_Dataset_
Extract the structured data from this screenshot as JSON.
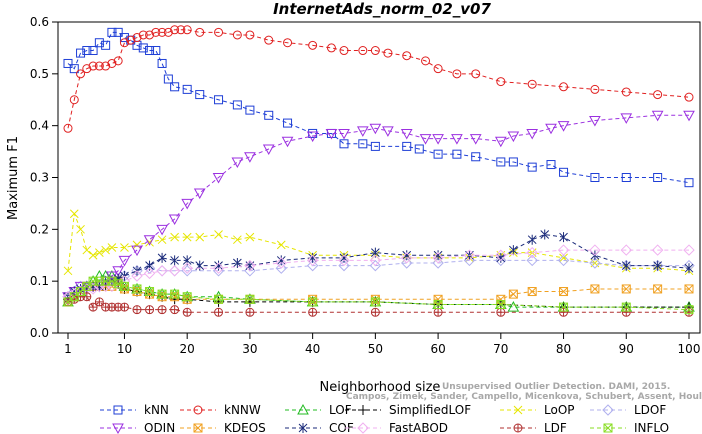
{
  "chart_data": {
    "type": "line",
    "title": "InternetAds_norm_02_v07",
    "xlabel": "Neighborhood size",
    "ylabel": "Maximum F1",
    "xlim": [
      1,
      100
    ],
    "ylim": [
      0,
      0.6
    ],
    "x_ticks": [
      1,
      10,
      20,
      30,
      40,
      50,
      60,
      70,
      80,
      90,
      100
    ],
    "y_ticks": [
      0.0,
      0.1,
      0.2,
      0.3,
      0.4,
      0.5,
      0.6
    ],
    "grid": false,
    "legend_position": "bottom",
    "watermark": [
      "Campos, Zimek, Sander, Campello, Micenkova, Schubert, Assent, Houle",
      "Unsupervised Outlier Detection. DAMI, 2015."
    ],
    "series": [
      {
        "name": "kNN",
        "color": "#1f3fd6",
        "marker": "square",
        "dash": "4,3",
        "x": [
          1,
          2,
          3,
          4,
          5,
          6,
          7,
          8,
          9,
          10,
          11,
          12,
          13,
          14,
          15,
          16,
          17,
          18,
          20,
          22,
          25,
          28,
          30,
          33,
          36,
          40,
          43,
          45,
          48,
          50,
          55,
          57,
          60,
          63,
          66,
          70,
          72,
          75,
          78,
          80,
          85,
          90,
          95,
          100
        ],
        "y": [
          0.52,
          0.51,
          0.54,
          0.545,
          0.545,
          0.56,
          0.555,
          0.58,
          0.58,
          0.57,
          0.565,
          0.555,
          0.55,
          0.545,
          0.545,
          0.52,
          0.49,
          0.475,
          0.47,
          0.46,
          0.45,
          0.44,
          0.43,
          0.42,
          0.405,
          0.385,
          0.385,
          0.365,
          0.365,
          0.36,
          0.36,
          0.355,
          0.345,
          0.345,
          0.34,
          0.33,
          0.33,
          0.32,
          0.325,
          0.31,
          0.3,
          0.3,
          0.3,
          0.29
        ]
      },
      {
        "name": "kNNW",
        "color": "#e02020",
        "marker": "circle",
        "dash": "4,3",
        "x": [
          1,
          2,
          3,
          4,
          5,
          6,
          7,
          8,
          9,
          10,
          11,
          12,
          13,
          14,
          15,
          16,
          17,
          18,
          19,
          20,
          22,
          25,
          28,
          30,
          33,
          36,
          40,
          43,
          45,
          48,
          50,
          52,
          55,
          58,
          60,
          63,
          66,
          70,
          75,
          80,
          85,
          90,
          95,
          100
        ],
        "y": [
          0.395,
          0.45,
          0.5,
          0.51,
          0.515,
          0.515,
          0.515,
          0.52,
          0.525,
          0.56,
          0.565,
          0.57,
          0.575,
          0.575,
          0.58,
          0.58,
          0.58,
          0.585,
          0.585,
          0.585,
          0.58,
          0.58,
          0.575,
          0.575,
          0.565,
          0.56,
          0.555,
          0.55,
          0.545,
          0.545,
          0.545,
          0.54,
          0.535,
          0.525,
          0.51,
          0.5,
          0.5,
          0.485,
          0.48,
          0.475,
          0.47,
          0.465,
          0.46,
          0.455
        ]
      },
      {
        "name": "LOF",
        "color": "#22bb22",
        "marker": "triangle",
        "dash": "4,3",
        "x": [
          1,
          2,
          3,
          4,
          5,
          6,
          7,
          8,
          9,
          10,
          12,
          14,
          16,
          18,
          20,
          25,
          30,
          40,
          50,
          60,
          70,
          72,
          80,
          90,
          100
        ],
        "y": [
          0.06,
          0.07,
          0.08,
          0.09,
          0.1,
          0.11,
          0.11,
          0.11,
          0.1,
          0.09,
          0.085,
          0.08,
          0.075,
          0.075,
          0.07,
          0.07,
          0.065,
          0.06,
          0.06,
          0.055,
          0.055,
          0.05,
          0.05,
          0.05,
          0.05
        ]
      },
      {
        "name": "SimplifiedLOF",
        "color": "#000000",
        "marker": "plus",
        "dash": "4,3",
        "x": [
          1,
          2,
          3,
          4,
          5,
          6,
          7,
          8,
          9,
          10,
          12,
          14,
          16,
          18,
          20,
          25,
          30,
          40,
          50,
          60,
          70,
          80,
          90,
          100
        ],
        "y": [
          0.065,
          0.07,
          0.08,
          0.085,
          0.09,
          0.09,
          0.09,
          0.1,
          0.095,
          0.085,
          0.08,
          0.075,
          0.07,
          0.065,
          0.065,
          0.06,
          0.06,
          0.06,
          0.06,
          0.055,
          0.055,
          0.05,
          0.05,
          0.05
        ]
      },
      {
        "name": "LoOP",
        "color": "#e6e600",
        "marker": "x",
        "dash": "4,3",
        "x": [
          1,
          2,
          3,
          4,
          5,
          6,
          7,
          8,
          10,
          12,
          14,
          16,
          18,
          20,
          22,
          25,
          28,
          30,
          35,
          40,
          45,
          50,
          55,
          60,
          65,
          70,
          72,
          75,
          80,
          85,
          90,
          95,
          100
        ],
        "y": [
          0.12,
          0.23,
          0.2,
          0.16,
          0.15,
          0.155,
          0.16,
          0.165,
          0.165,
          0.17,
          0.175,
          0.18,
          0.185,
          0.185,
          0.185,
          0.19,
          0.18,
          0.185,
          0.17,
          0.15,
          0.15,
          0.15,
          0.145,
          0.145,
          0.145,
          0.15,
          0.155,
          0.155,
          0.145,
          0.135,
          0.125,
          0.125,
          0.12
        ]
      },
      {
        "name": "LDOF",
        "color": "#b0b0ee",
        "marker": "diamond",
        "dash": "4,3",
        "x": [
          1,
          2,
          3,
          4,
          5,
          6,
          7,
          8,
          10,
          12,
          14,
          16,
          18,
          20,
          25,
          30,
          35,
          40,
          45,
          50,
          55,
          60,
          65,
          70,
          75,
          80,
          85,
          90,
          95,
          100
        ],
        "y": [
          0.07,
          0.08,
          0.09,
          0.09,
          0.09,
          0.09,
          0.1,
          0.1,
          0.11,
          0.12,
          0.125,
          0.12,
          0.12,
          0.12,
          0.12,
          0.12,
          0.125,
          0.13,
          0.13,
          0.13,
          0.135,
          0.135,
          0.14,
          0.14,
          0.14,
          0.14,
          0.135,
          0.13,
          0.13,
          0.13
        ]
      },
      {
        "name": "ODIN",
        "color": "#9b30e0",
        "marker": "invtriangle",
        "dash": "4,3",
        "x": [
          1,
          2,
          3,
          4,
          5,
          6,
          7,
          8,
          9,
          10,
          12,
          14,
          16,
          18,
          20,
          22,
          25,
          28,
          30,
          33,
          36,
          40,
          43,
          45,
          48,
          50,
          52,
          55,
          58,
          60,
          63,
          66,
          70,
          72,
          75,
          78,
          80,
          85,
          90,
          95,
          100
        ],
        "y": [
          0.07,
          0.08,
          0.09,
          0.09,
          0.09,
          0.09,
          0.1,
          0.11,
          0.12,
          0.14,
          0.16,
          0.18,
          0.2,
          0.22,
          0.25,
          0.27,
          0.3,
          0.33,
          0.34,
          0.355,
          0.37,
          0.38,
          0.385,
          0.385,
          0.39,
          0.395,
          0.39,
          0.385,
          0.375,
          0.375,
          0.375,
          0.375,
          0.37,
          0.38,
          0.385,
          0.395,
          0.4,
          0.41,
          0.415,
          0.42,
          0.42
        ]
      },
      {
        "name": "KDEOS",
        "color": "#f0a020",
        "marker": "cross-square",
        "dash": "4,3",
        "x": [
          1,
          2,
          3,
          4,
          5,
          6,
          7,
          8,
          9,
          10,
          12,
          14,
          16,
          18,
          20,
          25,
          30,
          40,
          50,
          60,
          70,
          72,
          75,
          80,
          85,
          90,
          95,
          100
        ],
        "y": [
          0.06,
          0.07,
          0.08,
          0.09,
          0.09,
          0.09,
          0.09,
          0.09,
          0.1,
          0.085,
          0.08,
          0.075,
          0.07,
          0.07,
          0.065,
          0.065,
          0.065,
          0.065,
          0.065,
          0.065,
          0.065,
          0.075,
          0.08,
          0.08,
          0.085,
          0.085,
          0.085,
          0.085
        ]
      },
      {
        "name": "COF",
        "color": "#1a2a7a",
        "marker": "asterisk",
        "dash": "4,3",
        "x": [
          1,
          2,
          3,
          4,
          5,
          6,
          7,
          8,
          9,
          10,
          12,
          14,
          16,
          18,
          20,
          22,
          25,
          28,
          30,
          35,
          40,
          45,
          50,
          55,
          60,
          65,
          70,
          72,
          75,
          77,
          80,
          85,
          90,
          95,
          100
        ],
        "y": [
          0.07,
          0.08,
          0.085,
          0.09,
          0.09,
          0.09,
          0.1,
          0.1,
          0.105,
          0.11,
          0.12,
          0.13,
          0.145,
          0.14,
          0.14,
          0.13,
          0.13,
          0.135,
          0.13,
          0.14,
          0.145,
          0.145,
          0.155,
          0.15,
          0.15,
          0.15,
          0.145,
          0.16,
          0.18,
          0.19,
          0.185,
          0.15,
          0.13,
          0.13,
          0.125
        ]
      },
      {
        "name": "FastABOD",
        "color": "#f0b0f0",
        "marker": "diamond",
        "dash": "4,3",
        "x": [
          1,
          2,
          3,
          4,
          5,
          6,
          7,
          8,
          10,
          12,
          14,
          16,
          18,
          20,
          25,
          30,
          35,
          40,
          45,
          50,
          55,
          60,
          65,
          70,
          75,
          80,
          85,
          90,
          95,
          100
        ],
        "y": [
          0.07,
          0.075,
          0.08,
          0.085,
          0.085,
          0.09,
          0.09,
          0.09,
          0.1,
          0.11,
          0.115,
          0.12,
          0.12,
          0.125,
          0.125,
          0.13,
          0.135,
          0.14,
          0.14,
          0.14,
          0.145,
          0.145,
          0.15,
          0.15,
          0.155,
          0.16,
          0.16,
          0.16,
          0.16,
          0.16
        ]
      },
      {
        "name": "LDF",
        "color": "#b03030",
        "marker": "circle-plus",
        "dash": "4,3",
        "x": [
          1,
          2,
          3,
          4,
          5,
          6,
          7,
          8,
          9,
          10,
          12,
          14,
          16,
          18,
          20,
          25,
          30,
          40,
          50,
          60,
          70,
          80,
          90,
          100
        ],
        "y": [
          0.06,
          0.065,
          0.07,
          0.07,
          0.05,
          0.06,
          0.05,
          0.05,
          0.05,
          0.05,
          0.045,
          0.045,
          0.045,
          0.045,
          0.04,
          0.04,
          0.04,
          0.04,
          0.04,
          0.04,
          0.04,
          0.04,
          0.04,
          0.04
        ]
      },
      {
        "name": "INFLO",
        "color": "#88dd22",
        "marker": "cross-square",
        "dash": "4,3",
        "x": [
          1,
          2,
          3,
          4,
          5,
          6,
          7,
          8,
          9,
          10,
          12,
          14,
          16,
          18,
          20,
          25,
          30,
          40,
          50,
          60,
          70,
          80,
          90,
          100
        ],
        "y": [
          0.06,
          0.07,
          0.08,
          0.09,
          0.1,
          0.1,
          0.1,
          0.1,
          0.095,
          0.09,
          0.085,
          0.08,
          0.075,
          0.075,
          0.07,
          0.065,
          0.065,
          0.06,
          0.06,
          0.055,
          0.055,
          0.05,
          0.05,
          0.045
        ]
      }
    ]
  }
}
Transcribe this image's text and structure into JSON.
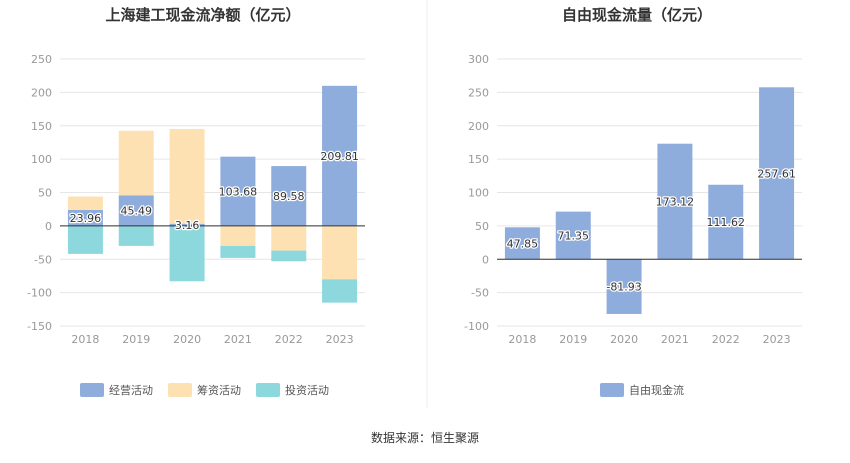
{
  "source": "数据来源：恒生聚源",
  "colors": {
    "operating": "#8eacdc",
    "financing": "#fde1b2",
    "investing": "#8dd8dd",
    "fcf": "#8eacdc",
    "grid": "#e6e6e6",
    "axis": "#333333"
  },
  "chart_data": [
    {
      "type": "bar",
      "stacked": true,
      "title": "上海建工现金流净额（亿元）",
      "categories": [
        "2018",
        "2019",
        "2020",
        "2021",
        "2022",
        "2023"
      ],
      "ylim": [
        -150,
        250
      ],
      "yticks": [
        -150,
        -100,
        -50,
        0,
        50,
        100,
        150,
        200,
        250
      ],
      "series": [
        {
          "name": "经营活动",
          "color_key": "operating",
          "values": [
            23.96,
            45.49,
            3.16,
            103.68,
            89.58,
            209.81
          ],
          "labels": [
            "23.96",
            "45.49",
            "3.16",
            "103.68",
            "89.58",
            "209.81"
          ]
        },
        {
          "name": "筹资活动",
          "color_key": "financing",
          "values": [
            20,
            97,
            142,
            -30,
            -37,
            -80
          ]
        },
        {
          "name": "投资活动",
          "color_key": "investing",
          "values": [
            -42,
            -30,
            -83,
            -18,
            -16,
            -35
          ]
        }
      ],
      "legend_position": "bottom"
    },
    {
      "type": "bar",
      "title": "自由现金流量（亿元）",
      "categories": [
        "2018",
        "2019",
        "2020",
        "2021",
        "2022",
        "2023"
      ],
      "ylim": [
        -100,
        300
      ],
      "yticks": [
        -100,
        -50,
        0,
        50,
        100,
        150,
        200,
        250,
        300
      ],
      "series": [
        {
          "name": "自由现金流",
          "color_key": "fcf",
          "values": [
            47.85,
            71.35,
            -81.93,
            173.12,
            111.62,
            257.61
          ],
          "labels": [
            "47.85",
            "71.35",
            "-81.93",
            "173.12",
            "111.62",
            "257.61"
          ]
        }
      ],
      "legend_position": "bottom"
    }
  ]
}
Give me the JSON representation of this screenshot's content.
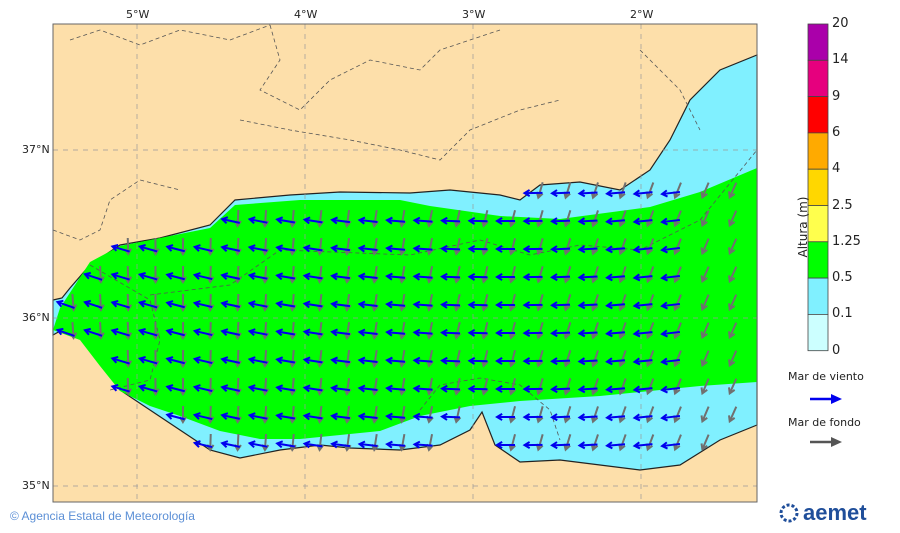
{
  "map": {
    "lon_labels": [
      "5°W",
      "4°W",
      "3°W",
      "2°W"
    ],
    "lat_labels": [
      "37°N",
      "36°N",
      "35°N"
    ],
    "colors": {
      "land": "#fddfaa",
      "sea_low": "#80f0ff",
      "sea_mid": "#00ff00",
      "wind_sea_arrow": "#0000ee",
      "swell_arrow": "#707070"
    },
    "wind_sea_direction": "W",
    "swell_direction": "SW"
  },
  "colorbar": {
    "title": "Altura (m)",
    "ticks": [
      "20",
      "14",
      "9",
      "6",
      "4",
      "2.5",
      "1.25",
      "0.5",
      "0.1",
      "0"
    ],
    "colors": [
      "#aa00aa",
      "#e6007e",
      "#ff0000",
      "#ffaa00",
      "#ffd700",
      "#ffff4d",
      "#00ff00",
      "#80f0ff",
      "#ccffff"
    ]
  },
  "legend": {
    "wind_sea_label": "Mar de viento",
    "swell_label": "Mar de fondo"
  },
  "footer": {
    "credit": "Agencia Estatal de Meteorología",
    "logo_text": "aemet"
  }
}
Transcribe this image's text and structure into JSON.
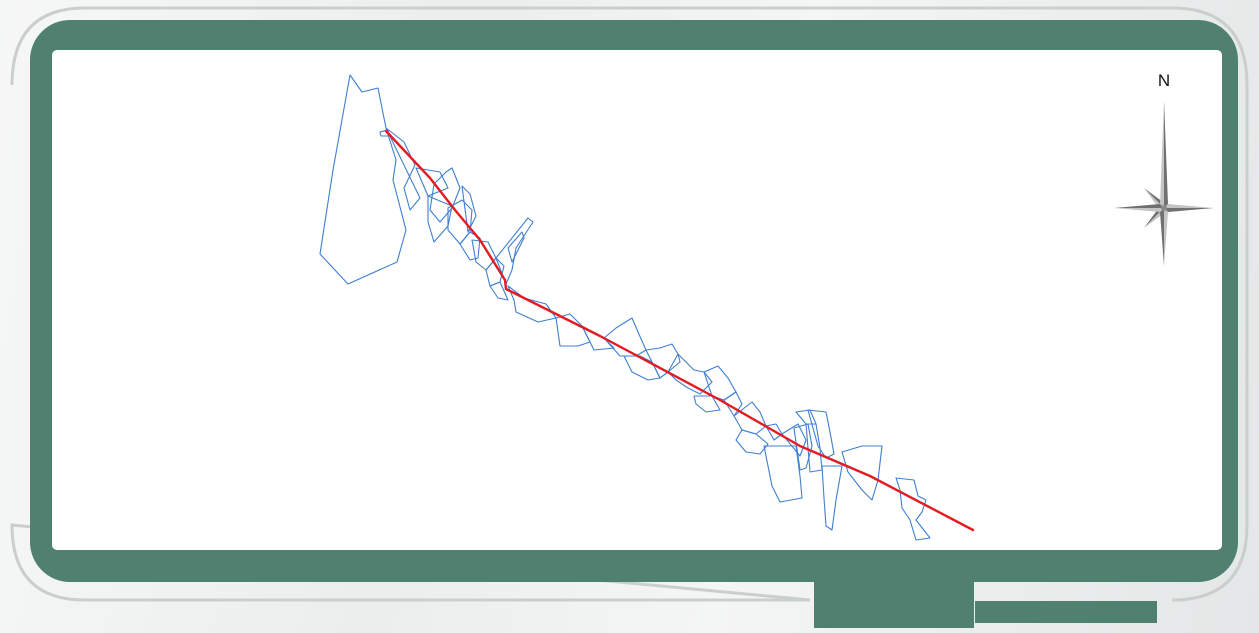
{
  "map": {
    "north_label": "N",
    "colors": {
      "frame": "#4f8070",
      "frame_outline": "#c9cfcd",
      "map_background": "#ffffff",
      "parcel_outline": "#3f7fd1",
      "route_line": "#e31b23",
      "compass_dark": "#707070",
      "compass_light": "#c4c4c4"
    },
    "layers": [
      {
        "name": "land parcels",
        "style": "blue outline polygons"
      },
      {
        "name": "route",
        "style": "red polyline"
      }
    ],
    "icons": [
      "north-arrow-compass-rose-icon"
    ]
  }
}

_What you have to do_
Show every line of the listing in which the string "style" can be found.

_Answer to this problem_
        "style": "blue outline polygons"
        "style": "red polyline"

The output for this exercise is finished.